[What the task requires]
Set out each line from the following listing that includes the word "where".

[Supplied entries]
+++++

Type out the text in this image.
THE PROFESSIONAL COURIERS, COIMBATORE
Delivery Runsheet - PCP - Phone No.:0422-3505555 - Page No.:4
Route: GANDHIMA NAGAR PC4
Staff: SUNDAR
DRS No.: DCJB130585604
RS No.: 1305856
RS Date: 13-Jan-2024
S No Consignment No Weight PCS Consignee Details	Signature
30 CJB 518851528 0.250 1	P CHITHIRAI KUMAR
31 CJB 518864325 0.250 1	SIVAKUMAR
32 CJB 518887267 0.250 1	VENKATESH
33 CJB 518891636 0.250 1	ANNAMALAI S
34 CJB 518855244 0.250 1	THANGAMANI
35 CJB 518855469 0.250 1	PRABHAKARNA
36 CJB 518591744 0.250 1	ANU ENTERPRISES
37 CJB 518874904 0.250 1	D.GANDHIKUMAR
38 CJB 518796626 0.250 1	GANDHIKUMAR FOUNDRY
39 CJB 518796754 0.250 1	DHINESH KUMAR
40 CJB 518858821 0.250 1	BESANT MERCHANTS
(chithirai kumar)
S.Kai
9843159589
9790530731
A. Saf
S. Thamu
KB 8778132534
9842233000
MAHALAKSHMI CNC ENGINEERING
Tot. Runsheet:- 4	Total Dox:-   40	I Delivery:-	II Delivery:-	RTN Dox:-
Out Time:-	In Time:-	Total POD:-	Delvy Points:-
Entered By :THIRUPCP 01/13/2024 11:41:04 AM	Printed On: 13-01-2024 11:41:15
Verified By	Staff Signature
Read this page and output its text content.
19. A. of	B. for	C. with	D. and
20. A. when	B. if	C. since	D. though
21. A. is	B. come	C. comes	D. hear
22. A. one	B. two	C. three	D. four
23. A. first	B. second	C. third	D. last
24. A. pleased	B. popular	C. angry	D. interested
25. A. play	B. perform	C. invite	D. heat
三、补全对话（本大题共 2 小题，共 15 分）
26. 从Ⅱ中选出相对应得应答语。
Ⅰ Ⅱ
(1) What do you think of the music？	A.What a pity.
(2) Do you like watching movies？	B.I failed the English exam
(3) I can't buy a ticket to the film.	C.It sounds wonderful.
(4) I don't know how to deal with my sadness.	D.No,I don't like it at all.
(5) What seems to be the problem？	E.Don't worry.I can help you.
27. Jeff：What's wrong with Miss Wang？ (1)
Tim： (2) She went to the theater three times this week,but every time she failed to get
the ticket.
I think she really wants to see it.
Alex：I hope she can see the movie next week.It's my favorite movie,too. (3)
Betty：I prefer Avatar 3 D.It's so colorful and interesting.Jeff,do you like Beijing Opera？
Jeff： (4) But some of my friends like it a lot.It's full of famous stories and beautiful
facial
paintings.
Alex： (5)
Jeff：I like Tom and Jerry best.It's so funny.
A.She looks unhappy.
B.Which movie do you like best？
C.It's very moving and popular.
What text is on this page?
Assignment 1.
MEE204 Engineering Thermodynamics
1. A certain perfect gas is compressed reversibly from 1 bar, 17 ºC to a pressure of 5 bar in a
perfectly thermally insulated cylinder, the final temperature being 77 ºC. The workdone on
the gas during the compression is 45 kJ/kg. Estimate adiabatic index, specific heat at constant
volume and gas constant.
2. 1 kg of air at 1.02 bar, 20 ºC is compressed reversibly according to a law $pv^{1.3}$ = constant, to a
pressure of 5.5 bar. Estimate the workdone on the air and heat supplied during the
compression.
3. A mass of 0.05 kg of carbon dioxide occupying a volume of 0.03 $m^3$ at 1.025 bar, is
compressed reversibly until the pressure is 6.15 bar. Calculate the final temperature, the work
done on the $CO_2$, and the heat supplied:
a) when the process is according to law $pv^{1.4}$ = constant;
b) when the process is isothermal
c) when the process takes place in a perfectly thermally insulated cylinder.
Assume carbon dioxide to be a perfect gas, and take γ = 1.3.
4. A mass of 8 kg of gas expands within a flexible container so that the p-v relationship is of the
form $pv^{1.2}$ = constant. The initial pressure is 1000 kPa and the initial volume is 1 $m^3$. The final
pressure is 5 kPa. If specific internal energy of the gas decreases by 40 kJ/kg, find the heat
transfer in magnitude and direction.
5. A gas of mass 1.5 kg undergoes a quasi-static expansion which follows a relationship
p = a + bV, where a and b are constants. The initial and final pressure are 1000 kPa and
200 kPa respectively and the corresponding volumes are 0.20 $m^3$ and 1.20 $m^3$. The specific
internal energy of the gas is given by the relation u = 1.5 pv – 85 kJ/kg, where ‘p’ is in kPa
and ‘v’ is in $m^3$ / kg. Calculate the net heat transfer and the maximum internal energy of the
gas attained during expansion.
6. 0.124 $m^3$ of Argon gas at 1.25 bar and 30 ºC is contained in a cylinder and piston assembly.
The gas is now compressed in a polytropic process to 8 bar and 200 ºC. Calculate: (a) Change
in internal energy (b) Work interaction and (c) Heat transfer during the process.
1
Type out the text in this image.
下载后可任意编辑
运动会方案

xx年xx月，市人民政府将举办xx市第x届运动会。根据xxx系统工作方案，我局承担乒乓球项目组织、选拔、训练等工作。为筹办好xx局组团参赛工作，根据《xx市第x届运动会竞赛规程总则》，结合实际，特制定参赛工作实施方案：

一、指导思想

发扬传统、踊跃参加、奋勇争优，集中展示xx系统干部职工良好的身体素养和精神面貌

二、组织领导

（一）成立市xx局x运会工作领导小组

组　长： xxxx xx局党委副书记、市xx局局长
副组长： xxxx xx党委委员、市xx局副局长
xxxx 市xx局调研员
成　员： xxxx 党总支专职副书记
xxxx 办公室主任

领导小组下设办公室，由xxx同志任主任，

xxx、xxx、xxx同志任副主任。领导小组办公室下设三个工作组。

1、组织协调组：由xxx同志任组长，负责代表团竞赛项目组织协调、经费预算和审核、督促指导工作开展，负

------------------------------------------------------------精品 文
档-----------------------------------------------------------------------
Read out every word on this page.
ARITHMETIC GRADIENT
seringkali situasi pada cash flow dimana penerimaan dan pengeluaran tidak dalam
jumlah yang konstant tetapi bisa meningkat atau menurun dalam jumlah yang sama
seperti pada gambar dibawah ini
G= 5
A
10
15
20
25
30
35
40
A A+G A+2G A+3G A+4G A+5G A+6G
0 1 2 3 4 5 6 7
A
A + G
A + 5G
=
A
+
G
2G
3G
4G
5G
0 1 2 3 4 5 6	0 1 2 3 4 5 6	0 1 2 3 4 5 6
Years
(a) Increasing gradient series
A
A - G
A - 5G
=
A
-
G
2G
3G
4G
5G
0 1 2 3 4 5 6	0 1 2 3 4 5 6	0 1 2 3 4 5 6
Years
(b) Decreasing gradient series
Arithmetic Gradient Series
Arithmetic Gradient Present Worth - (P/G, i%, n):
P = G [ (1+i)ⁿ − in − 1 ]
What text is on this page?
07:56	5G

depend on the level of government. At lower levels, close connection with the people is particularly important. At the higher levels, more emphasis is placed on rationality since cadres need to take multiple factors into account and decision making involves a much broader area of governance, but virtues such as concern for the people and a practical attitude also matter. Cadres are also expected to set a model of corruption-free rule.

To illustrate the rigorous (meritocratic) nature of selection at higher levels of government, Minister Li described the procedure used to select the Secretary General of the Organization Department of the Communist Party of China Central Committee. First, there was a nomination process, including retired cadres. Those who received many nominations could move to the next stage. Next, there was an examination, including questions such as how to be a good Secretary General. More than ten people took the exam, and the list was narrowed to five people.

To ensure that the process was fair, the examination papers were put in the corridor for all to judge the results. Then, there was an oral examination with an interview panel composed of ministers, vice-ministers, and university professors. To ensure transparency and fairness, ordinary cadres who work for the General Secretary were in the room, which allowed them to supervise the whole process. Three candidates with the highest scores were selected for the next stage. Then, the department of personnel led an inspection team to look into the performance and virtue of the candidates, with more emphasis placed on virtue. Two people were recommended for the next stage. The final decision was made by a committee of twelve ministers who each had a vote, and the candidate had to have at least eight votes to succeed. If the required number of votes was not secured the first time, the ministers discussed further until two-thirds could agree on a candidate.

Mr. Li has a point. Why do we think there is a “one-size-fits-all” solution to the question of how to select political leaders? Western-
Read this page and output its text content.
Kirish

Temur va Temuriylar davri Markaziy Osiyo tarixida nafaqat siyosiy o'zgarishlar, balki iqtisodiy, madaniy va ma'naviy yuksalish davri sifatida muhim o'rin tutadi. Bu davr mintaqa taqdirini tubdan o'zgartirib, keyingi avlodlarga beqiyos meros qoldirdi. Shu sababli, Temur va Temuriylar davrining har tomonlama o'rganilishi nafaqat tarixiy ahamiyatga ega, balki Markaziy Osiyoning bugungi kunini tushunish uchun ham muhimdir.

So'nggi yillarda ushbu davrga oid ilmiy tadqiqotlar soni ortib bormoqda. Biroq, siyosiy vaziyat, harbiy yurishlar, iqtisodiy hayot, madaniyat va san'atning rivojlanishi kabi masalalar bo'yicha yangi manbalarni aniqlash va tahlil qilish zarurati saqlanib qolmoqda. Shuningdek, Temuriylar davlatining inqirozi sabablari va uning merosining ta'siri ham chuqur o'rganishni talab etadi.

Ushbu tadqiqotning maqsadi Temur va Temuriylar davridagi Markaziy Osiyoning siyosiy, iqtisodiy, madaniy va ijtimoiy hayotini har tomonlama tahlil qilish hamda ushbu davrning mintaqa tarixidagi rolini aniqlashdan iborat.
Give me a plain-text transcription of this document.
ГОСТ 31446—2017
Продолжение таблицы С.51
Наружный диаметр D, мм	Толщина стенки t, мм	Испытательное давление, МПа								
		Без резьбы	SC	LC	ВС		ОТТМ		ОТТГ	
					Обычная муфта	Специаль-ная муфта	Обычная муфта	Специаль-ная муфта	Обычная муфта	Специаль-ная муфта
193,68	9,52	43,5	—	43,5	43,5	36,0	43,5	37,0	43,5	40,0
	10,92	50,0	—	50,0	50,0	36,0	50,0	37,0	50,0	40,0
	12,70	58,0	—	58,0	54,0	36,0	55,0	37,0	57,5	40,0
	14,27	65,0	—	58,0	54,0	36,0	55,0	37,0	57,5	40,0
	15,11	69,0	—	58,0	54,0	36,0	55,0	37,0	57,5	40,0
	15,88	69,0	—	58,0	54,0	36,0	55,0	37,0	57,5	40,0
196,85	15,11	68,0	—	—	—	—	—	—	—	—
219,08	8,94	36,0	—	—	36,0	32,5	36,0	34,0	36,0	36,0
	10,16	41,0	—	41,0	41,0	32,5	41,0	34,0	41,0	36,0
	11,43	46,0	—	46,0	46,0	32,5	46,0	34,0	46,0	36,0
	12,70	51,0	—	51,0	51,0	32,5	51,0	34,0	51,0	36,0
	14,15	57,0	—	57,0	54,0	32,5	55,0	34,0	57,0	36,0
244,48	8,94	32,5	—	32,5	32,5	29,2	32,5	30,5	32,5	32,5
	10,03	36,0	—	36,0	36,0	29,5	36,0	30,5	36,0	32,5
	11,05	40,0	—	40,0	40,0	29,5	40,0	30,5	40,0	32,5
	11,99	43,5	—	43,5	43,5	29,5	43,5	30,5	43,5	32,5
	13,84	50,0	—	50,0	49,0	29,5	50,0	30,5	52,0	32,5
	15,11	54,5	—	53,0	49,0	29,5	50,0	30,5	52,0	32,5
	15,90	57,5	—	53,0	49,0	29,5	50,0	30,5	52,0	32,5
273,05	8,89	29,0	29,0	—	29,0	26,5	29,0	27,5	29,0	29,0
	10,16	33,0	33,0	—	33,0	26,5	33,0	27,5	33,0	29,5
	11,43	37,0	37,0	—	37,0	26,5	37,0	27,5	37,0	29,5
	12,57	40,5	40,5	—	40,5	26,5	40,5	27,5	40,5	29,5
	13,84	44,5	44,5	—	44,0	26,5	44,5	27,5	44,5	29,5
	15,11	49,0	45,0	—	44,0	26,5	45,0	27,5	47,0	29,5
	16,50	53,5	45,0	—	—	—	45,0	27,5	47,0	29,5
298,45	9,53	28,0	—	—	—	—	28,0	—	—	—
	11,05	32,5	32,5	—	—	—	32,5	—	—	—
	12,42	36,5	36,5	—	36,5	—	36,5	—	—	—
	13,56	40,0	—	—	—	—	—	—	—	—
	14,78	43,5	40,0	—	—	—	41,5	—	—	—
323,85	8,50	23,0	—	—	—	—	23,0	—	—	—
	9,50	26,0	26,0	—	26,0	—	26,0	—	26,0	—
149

+++++

[Full response]
p = a + bV, where a and b are constants. The initial and final pressure are 1000 kPa and
internal energy of the gas is given by the relation u = 1.5 pv – 85 kJ/kg, where ‘p’ is in kPa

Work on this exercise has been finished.